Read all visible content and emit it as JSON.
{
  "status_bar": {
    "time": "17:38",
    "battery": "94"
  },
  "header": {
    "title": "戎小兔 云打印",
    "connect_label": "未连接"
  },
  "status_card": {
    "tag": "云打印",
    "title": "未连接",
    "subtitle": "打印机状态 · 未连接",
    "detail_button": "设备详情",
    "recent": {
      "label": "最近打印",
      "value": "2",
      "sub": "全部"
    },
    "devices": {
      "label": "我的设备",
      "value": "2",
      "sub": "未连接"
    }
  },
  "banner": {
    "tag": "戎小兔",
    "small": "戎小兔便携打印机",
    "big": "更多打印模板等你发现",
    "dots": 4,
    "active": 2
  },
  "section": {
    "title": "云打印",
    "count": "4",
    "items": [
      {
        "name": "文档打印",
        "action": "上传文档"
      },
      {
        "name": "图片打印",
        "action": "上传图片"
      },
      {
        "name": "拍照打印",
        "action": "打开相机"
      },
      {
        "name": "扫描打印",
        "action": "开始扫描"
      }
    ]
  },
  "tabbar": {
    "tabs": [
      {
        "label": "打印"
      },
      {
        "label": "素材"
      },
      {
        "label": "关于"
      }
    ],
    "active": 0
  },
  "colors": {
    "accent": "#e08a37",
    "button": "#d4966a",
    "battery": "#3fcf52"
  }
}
◇ ◇ ◇ ◇ ◇ ◇ ◇
### [What is required]
Print the records above in full, exactly.

### [Response for this exercise]
Read all visible content and emit it as JSON.
{
  "status_bar": {
    "time": "17:38",
    "battery": "94"
  },
  "header": {
    "title": "戎小兔 云打印",
    "connect_label": "未连接"
  },
  "status_card": {
    "tag": "云打印",
    "title": "未连接",
    "subtitle": "打印机状态 · 未连接",
    "detail_button": "设备详情",
    "recent": {
      "label": "最近打印",
      "value": "2",
      "sub": "全部"
    },
    "devices": {
      "label": "我的设备",
      "value": "2",
      "sub": "未连接"
    }
  },
  "banner": {
    "tag": "戎小兔",
    "small": "戎小兔便携打印机",
    "big": "更多打印模板等你发现",
    "dots": 4,
    "active": 2
  },
  "section": {
    "title": "云打印",
    "count": "4",
    "items": [
      {
        "name": "文档打印",
        "action": "上传文档"
      },
      {
        "name": "图片打印",
        "action": "上传图片"
      },
      {
        "name": "拍照打印",
        "action": "打开相机"
      },
      {
        "name": "扫描打印",
        "action": "开始扫描"
      }
    ]
  },
  "tabbar": {
    "tabs": [
      {
        "label": "打印"
      },
      {
        "label": "素材"
      },
      {
        "label": "关于"
      }
    ],
    "active": 0
  },
  "colors": {
    "accent": "#e08a37",
    "button": "#d4966a",
    "battery": "#3fcf52"
  }
}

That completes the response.